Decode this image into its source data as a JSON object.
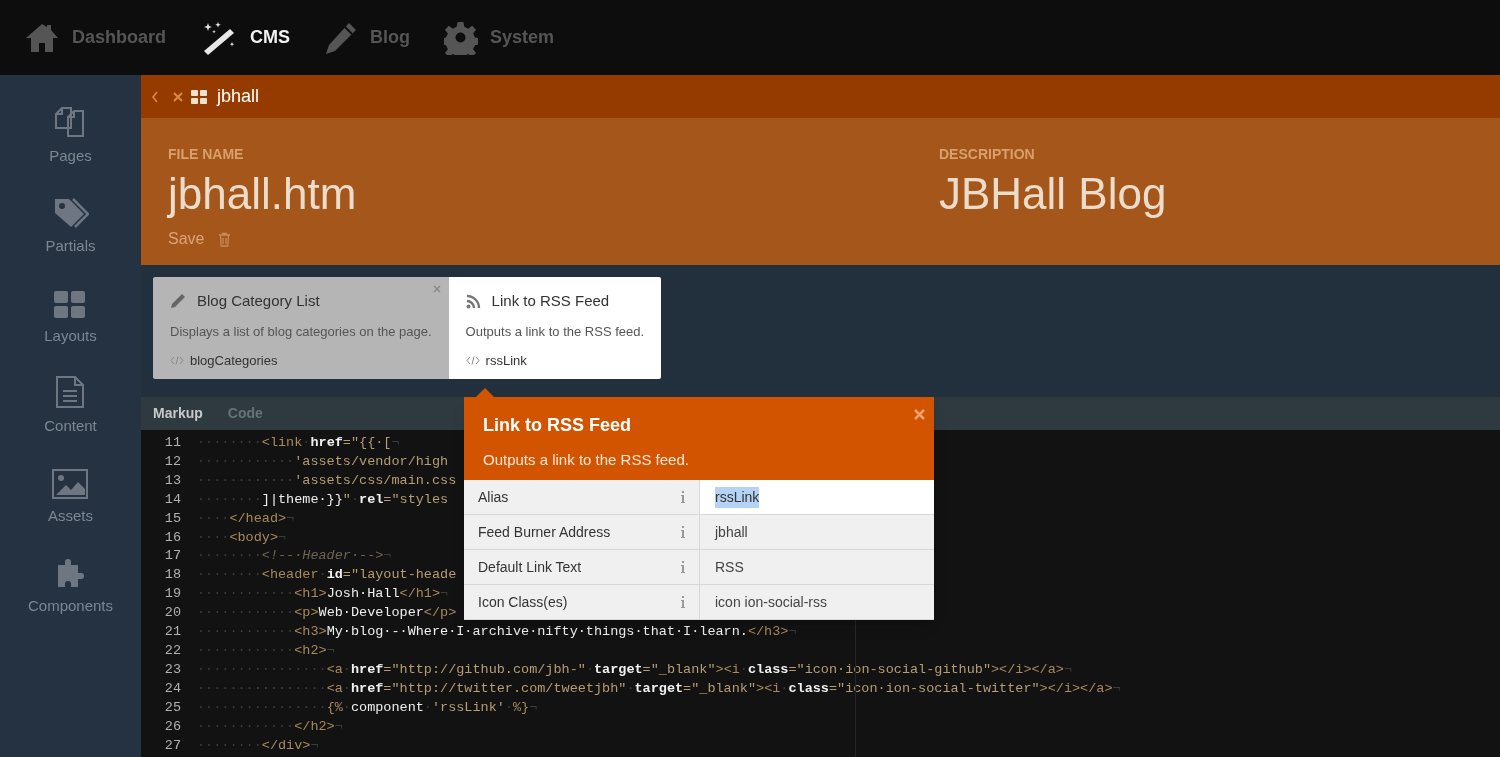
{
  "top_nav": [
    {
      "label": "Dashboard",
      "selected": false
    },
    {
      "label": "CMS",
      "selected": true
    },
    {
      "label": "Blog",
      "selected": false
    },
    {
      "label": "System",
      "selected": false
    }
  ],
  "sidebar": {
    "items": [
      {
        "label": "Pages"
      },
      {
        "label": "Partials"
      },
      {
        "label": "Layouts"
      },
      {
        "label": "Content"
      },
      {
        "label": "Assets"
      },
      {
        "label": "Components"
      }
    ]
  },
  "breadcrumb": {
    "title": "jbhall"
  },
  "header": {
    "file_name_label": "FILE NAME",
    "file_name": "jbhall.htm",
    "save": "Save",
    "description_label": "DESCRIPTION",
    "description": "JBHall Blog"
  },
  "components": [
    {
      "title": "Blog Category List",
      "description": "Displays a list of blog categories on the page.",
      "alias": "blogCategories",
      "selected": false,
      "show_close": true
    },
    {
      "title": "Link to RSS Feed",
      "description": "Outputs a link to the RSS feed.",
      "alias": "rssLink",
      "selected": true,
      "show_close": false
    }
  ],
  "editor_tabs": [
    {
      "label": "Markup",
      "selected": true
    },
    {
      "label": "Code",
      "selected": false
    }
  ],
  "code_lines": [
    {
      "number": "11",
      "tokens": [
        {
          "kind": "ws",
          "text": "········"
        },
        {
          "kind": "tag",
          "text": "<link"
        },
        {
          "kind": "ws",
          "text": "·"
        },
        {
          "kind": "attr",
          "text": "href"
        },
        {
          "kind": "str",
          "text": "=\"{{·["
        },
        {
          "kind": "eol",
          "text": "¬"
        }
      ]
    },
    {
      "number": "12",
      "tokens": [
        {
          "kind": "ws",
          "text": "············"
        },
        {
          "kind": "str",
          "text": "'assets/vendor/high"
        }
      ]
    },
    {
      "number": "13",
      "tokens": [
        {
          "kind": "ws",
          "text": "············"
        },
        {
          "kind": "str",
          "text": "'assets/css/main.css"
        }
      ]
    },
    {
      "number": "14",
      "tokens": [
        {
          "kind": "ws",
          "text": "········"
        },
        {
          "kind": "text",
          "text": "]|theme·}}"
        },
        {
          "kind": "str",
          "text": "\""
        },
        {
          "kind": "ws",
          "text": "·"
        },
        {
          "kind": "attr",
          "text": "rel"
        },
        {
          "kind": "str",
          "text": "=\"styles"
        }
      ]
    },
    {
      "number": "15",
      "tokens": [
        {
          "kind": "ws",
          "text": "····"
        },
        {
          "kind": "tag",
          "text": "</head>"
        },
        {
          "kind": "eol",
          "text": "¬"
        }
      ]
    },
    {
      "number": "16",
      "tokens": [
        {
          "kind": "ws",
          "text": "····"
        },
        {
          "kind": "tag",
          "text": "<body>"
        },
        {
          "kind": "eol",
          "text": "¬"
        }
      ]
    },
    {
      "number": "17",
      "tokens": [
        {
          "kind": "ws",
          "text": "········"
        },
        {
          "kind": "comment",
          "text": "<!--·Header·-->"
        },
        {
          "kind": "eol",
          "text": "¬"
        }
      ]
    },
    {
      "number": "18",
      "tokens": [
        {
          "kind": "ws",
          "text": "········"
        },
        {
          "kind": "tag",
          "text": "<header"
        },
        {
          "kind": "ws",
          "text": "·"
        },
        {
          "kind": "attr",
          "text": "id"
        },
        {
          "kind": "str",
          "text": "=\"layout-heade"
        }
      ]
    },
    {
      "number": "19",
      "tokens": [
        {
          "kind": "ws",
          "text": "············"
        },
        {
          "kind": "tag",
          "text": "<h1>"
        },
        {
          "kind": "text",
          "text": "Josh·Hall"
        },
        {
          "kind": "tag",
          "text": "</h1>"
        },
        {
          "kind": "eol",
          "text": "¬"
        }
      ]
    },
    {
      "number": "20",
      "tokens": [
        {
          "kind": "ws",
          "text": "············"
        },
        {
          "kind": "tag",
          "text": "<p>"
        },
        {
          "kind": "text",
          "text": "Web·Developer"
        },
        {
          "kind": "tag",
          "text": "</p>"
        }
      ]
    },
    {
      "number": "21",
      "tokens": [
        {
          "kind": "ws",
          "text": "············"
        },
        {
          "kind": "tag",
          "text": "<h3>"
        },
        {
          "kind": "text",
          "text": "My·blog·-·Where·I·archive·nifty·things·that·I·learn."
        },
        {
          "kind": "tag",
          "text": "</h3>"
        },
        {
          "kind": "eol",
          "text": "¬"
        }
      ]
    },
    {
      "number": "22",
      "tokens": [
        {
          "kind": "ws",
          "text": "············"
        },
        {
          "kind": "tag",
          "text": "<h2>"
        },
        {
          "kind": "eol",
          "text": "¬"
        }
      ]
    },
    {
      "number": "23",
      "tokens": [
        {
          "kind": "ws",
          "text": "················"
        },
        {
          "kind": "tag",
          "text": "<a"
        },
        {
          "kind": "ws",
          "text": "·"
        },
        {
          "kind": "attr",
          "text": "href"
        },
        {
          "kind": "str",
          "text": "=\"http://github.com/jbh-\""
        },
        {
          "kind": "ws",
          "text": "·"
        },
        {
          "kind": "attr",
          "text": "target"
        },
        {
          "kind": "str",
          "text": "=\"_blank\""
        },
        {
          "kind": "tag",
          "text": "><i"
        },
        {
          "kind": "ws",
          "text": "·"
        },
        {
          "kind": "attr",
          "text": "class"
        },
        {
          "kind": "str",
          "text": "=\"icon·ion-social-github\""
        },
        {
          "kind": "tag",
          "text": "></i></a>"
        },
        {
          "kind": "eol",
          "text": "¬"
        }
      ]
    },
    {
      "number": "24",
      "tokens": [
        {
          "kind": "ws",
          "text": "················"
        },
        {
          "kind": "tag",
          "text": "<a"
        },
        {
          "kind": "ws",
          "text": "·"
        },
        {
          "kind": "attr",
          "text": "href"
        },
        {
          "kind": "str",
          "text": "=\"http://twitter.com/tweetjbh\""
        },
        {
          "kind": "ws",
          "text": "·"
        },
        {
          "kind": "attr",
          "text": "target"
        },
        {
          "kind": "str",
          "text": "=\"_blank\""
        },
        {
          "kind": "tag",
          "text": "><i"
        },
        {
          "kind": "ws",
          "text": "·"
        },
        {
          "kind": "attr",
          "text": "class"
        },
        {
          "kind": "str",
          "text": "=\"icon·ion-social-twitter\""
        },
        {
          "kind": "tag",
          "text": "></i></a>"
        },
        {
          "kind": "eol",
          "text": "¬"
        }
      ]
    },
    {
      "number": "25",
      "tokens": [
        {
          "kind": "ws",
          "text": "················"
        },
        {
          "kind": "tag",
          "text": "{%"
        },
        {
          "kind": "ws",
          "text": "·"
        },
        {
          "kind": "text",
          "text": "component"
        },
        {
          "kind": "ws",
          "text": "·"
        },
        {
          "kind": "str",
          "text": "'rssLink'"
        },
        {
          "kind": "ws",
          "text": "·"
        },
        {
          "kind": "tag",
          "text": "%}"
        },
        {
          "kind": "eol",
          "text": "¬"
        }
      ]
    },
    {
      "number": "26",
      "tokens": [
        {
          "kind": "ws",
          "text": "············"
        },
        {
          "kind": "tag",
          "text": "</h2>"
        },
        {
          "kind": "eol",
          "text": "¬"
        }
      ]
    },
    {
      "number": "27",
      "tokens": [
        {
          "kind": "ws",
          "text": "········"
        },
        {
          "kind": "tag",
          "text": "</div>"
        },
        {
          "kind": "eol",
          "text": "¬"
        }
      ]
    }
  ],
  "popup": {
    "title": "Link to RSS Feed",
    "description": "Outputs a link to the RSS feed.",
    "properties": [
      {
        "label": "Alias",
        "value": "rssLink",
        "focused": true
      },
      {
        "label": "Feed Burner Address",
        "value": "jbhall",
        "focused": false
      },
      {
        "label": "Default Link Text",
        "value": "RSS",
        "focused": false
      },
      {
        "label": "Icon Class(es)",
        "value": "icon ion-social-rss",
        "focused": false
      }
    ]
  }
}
════════════════
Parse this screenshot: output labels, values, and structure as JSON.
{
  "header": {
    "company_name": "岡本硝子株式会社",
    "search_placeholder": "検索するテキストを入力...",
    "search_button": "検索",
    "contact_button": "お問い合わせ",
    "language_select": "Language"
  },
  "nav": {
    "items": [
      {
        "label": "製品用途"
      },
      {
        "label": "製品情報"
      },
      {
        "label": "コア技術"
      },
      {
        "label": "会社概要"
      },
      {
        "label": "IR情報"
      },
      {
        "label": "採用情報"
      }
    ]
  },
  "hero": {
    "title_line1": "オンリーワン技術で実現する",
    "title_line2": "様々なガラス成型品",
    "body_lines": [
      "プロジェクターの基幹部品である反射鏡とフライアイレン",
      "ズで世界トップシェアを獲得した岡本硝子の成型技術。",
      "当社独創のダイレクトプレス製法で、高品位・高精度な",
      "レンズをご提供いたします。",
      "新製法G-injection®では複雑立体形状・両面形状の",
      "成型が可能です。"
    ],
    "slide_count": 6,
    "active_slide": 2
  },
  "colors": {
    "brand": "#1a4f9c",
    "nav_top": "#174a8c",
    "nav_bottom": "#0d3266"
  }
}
════════════════
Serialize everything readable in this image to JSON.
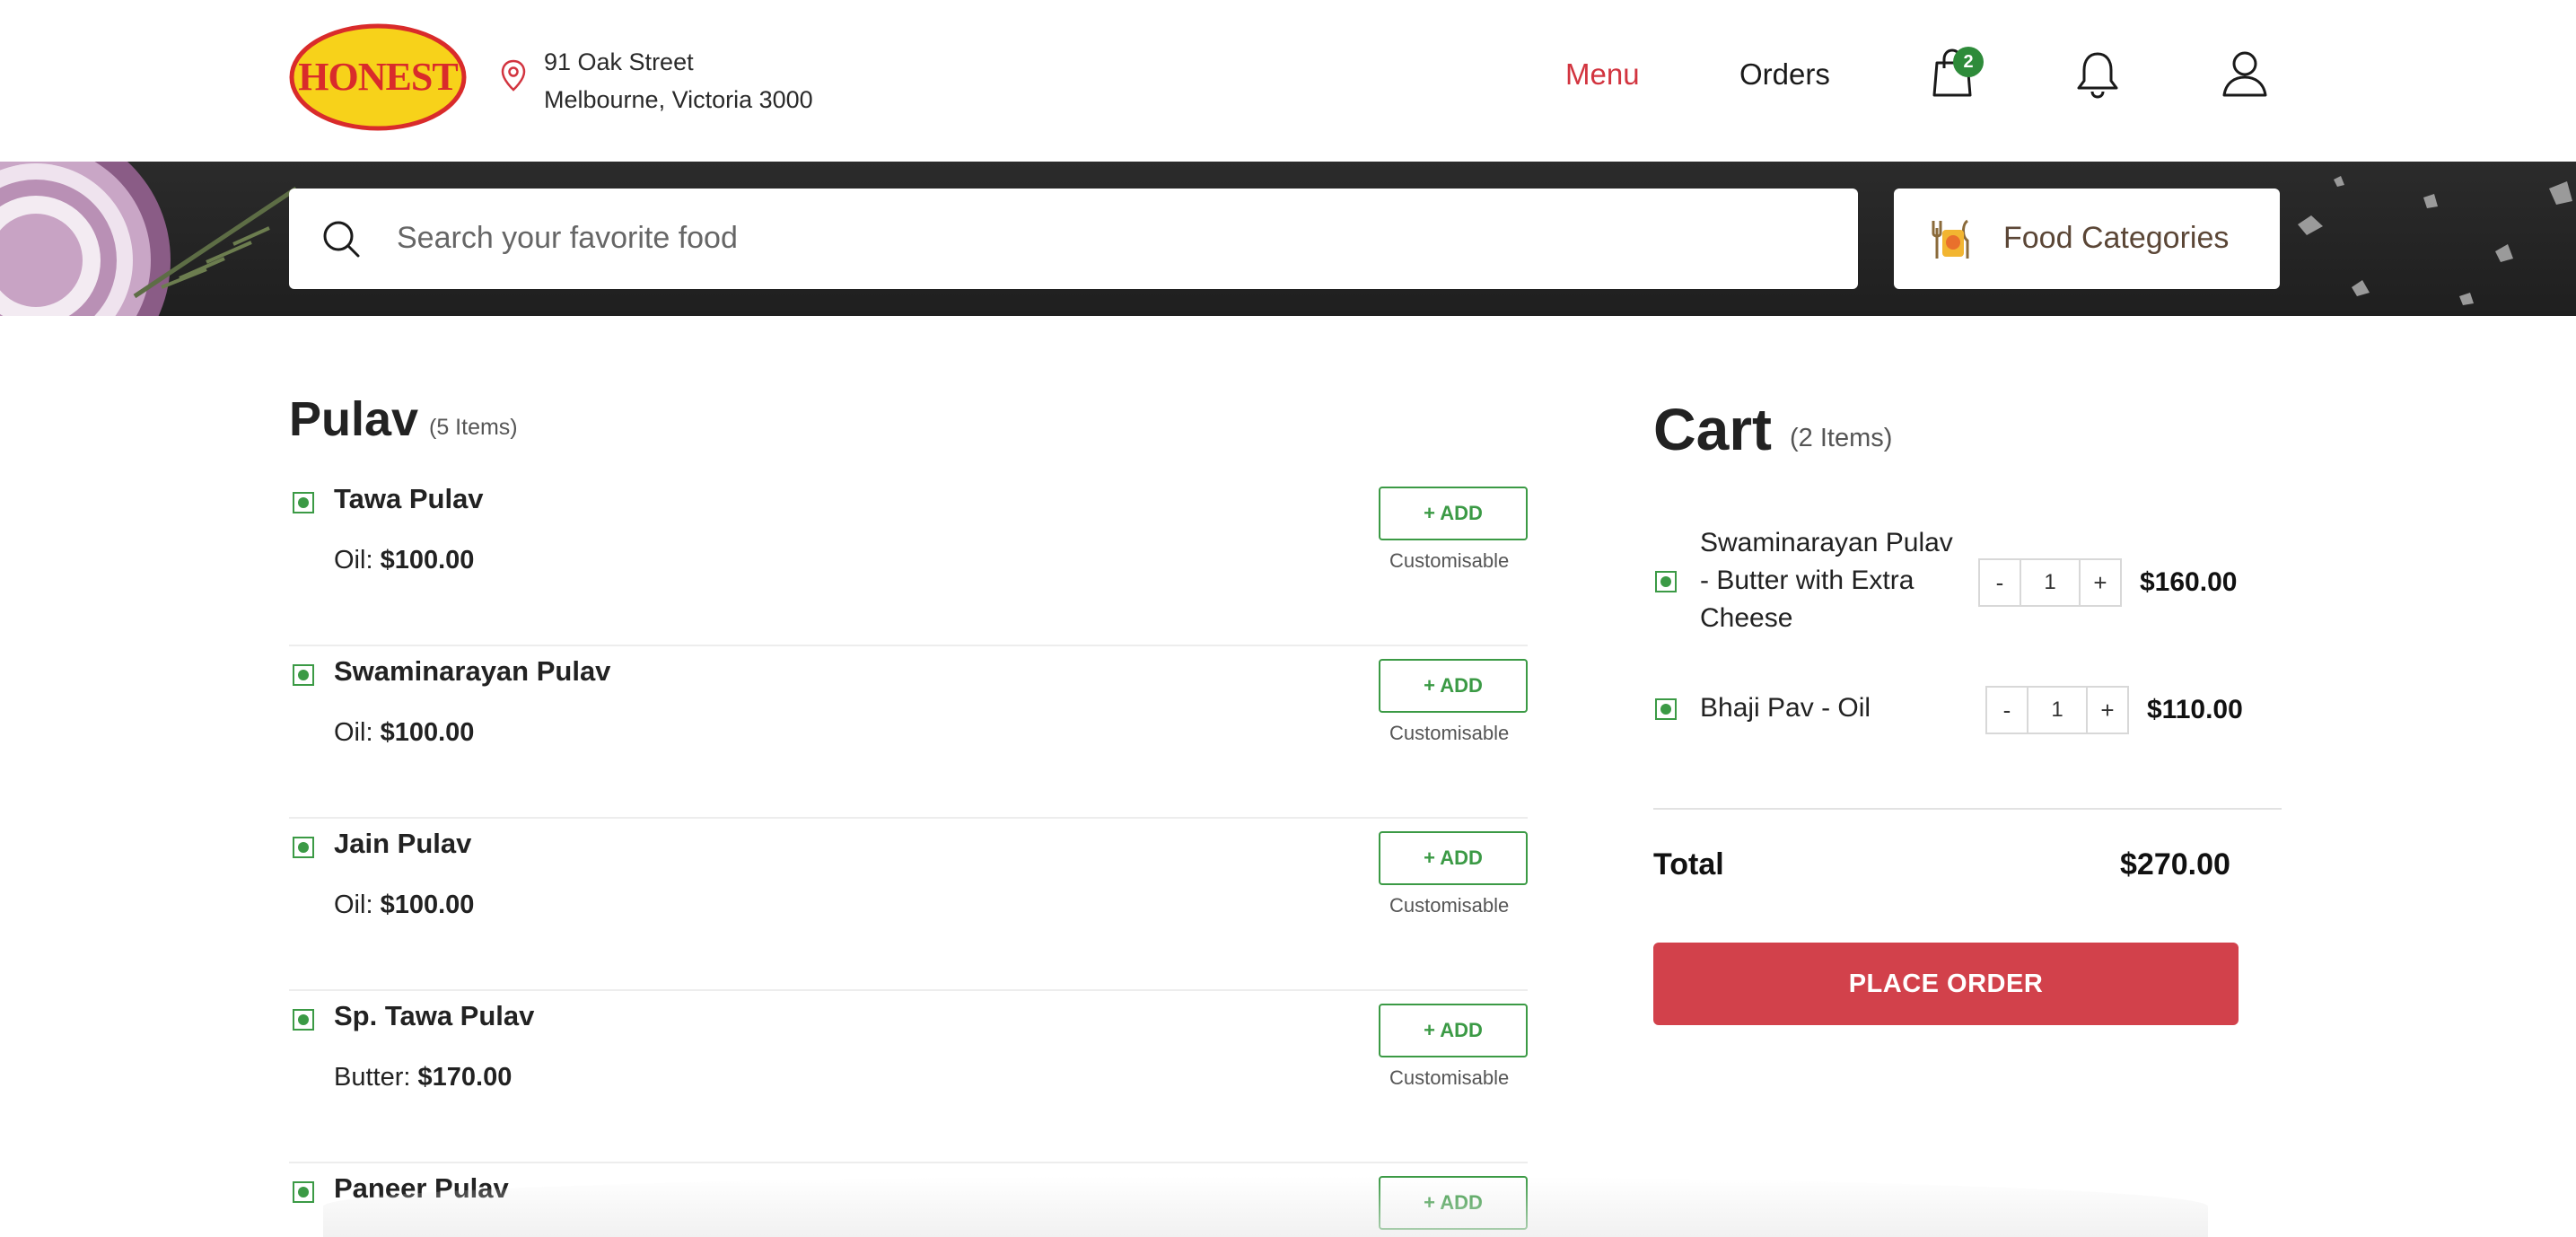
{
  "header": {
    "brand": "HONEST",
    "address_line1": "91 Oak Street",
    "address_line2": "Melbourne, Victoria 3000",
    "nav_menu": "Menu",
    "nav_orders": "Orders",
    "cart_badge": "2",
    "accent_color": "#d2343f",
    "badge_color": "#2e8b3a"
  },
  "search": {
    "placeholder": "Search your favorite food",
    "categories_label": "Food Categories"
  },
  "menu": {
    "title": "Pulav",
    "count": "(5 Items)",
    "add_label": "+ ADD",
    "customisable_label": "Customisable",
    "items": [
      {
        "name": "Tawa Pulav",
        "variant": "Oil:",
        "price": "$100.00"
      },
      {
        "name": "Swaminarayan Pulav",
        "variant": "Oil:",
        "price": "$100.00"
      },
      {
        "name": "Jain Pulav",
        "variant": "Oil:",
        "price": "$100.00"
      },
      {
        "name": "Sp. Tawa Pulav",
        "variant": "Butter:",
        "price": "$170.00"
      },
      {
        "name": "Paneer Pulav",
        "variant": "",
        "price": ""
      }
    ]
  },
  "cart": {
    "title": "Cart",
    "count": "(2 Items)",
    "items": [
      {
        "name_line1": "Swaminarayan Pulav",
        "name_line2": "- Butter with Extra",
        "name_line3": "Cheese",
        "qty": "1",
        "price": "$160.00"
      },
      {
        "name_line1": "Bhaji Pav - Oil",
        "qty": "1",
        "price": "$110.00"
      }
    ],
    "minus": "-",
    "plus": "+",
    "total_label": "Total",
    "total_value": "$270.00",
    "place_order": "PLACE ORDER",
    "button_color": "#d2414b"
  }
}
════════════════
**Set problem:**
State how many lines include the string "http", and nothing more.

**Response for this exercise:**
2